INFORMATION SUPPLIED:
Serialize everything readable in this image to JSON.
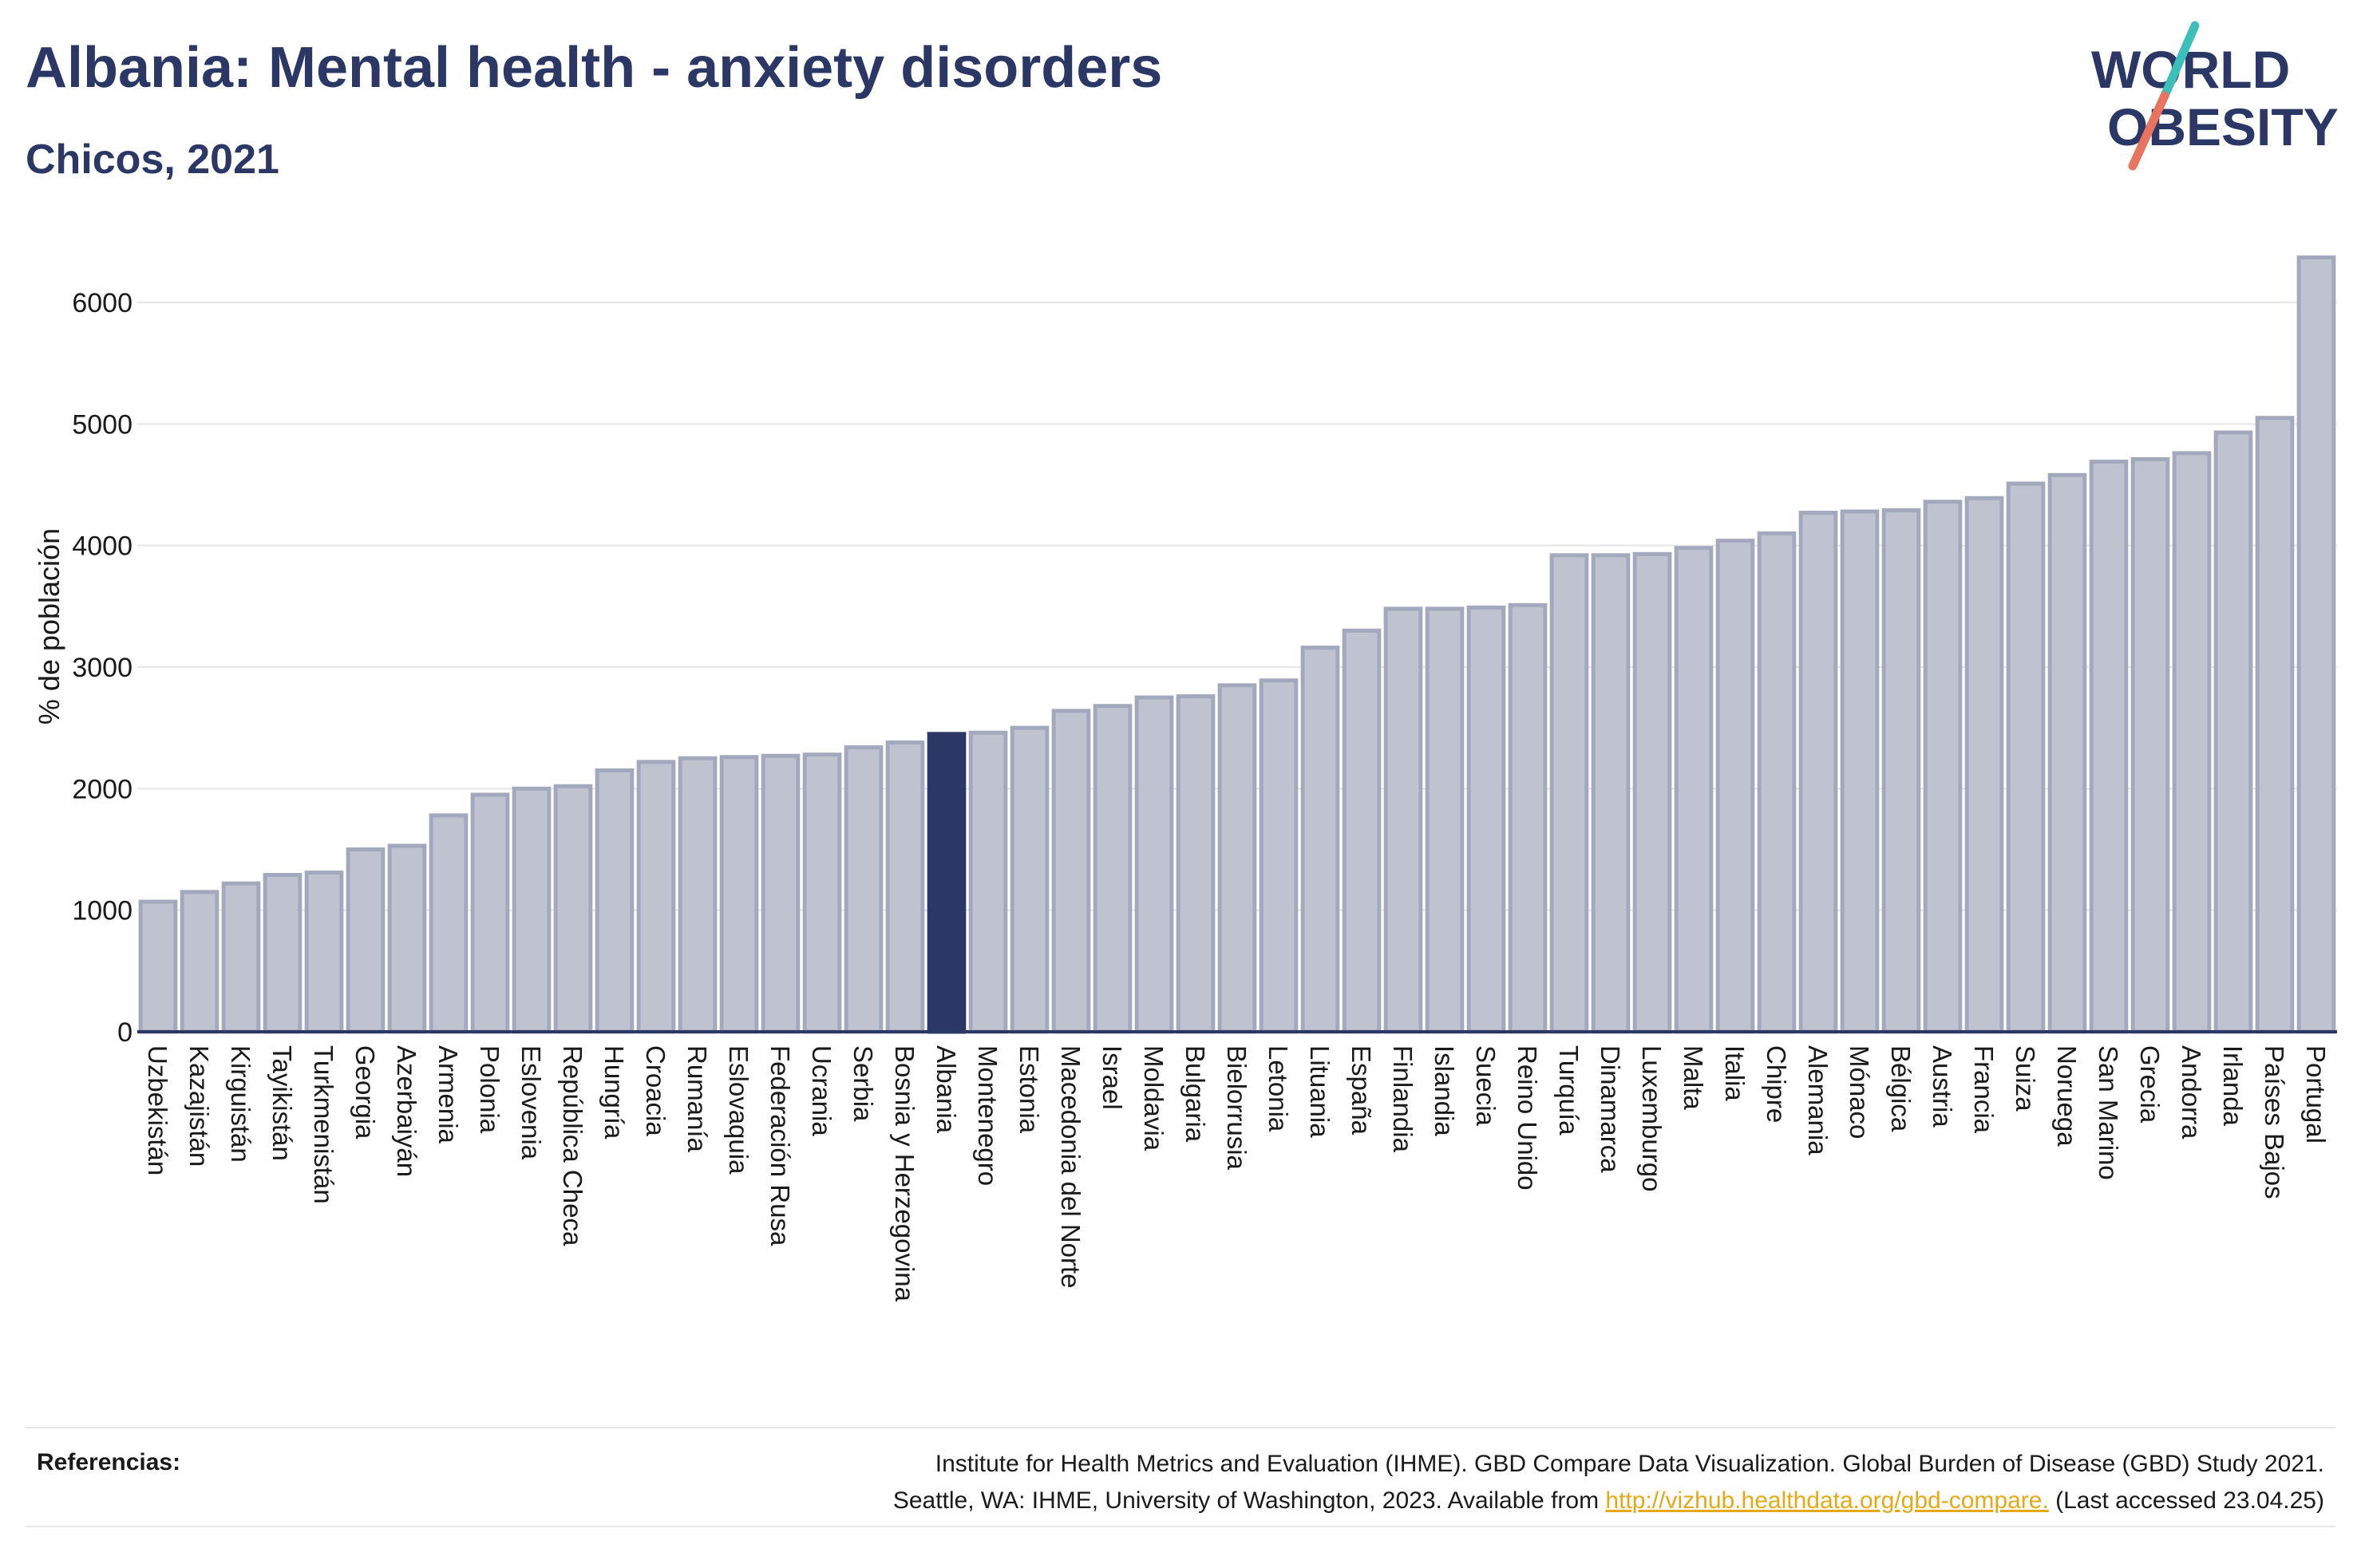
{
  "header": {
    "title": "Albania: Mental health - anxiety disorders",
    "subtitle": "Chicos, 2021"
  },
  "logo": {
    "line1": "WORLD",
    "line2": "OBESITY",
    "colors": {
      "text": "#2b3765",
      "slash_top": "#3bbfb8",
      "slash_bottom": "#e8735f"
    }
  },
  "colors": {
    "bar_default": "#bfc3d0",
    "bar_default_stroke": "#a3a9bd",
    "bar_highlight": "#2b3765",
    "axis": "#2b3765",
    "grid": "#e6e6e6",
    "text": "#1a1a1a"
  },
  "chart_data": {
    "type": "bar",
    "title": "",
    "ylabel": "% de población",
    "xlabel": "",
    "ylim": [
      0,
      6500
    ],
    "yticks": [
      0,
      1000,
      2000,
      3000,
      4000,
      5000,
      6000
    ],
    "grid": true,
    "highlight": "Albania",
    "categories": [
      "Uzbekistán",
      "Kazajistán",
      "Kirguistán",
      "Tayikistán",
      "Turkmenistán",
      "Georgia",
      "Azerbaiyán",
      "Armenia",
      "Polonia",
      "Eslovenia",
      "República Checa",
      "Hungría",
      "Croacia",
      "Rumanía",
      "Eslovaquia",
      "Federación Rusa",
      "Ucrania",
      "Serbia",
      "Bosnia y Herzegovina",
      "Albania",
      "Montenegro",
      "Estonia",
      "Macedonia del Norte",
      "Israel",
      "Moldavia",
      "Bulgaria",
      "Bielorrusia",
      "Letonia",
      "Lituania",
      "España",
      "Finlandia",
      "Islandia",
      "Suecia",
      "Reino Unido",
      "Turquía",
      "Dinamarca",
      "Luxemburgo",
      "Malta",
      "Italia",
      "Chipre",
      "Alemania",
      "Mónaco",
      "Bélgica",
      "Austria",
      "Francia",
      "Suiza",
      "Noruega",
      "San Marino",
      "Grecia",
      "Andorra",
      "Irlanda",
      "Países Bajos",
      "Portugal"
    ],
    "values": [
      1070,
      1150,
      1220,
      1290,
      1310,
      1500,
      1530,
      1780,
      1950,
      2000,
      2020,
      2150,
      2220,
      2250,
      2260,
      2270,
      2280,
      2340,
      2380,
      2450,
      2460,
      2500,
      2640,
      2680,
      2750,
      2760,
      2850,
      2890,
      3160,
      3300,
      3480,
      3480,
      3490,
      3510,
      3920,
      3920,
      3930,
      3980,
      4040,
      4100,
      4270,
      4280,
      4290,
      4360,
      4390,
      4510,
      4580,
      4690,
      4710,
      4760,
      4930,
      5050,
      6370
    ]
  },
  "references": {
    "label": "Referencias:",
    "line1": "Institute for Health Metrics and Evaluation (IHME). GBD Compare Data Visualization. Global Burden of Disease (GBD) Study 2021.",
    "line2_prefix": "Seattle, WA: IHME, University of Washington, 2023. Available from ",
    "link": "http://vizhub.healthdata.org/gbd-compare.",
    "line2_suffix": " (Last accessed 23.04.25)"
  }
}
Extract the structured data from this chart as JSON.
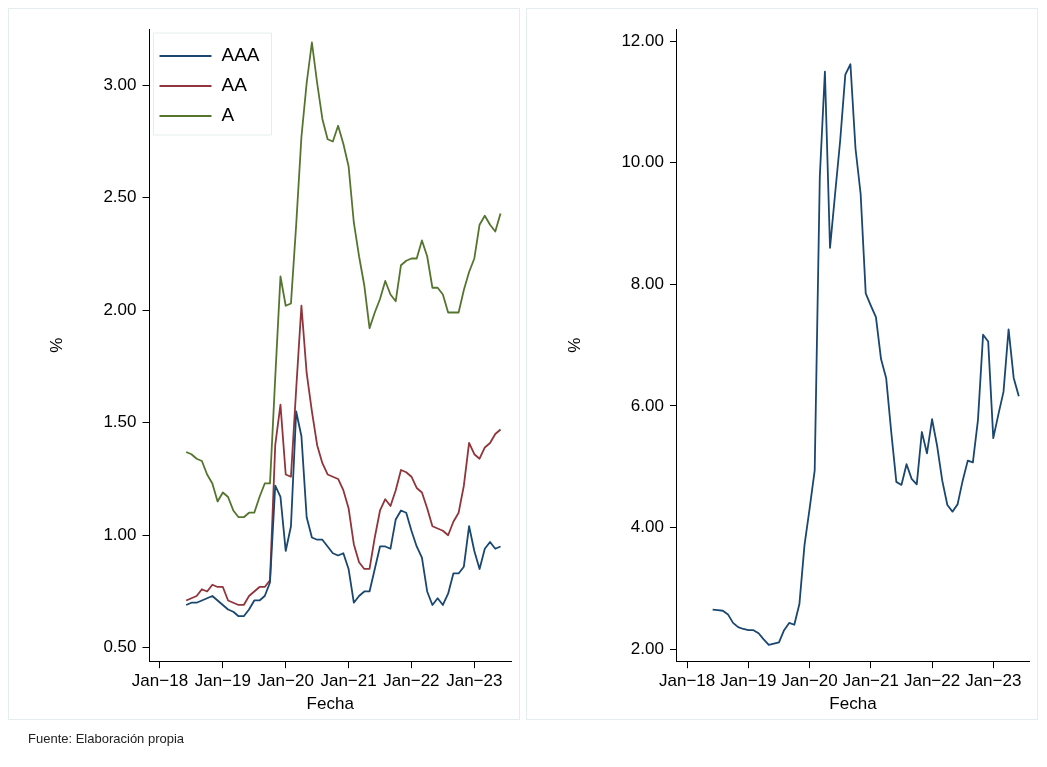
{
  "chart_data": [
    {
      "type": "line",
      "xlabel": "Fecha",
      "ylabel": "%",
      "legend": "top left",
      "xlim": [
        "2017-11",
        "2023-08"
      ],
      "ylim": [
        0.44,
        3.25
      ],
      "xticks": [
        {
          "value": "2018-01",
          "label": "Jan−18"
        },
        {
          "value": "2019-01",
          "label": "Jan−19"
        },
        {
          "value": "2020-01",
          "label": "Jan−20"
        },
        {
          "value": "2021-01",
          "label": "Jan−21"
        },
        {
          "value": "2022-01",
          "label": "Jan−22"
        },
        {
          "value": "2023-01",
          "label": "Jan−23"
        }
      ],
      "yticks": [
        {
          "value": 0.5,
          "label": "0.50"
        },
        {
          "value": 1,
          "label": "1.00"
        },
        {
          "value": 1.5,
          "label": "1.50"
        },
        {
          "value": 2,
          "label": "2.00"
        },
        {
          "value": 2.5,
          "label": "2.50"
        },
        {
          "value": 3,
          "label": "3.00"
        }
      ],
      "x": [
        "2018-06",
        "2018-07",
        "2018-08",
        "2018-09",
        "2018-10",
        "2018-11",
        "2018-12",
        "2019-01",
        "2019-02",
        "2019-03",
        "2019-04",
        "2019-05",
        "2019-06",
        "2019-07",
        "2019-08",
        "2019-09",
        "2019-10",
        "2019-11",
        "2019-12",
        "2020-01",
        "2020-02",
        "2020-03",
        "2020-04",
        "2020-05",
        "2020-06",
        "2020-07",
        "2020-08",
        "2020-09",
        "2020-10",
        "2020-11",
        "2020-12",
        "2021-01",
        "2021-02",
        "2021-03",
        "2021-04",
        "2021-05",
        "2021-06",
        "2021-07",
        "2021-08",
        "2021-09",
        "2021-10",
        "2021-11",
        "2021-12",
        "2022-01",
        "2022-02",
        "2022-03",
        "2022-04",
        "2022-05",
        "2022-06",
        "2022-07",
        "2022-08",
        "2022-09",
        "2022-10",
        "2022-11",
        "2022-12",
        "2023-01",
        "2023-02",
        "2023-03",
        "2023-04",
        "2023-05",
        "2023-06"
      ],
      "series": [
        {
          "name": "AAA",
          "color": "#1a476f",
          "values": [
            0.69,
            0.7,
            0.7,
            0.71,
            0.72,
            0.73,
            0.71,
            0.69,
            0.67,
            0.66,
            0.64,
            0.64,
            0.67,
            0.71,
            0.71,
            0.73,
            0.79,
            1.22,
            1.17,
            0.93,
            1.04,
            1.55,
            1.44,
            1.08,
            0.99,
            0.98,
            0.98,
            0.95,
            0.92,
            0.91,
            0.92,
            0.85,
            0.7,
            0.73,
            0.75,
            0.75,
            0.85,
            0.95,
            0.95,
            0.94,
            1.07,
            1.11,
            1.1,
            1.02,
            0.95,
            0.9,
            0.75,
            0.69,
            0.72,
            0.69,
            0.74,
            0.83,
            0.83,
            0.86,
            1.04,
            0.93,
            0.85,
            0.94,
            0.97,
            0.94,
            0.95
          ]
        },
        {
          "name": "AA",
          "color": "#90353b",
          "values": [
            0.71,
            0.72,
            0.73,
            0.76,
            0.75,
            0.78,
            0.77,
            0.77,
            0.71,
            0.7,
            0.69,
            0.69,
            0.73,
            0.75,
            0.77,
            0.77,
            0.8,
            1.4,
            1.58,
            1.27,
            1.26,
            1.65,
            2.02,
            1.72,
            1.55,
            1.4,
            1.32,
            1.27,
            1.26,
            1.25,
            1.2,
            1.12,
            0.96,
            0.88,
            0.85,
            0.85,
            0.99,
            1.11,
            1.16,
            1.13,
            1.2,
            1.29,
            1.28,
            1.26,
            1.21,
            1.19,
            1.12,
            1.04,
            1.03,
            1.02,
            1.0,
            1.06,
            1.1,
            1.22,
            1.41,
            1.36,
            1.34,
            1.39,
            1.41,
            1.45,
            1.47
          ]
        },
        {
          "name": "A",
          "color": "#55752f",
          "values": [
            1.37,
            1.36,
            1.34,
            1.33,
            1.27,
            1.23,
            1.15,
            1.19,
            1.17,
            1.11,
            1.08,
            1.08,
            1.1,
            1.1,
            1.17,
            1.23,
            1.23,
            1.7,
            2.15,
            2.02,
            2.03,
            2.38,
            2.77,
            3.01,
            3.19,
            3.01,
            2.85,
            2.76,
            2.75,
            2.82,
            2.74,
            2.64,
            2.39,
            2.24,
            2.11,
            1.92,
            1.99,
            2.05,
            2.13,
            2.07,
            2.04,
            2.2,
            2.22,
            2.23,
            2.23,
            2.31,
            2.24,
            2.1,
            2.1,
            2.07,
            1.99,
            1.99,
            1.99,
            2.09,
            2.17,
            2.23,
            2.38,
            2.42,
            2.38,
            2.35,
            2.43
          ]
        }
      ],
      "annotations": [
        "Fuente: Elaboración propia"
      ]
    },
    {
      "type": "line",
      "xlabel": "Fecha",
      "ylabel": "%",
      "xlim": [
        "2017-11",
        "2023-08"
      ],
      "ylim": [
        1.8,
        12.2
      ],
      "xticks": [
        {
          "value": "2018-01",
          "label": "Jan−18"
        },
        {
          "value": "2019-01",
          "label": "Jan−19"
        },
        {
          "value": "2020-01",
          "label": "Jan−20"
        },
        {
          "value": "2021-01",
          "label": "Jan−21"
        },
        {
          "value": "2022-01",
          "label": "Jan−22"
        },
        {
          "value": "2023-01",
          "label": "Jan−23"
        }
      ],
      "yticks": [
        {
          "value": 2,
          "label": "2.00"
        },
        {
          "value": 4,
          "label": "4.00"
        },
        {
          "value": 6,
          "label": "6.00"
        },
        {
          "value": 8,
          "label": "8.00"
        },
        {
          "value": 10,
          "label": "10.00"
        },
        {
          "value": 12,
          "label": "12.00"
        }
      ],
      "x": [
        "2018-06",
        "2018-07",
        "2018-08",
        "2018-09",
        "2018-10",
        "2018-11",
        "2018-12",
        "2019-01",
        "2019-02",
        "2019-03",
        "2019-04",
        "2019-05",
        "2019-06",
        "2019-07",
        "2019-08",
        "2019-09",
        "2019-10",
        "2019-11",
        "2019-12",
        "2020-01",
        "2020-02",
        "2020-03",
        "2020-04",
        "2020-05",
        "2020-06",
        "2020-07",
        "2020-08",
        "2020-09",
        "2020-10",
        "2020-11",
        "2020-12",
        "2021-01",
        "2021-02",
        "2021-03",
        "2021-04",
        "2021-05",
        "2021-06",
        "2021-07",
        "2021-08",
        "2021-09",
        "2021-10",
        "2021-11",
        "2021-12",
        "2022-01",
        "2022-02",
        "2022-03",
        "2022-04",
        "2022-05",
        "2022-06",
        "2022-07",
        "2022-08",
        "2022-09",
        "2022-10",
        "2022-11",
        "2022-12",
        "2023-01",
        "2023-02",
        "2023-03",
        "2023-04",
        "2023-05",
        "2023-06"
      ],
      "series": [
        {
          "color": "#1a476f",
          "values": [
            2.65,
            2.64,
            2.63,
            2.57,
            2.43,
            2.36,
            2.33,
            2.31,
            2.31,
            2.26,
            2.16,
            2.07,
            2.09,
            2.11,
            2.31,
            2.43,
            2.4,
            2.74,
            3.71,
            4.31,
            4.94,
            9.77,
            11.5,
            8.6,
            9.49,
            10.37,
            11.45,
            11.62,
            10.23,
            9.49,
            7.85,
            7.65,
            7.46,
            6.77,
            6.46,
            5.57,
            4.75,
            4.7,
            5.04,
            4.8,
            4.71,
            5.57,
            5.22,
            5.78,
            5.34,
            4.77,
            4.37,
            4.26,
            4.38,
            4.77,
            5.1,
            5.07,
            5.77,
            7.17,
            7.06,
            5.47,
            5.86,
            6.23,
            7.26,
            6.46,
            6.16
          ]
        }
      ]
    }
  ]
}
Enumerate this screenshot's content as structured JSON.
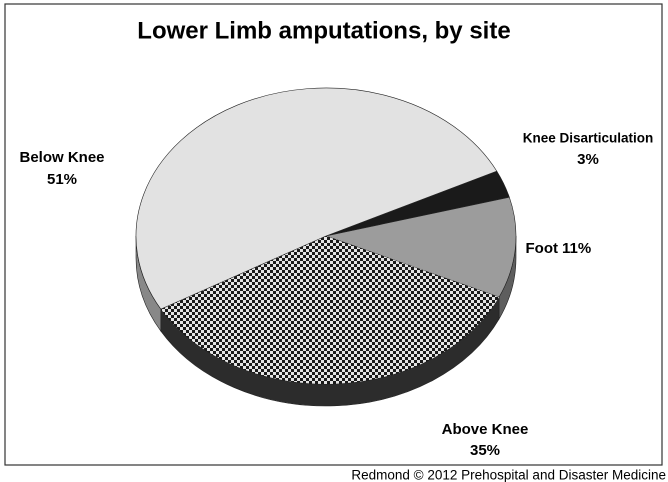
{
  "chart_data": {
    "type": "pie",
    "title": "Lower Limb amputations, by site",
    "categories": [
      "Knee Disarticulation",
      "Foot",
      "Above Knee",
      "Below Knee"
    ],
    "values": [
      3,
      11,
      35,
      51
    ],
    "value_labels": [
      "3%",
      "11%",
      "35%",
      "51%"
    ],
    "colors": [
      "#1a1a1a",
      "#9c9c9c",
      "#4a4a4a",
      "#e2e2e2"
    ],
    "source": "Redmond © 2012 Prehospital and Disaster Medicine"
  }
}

WORK TO DO: Looking at the data above, show all lines where the word "structured" occurs.

SOLUTION TO THIS PROBLEM:
Extract the structured data from this chart as JSON.
Enumerate this screenshot's content as structured JSON.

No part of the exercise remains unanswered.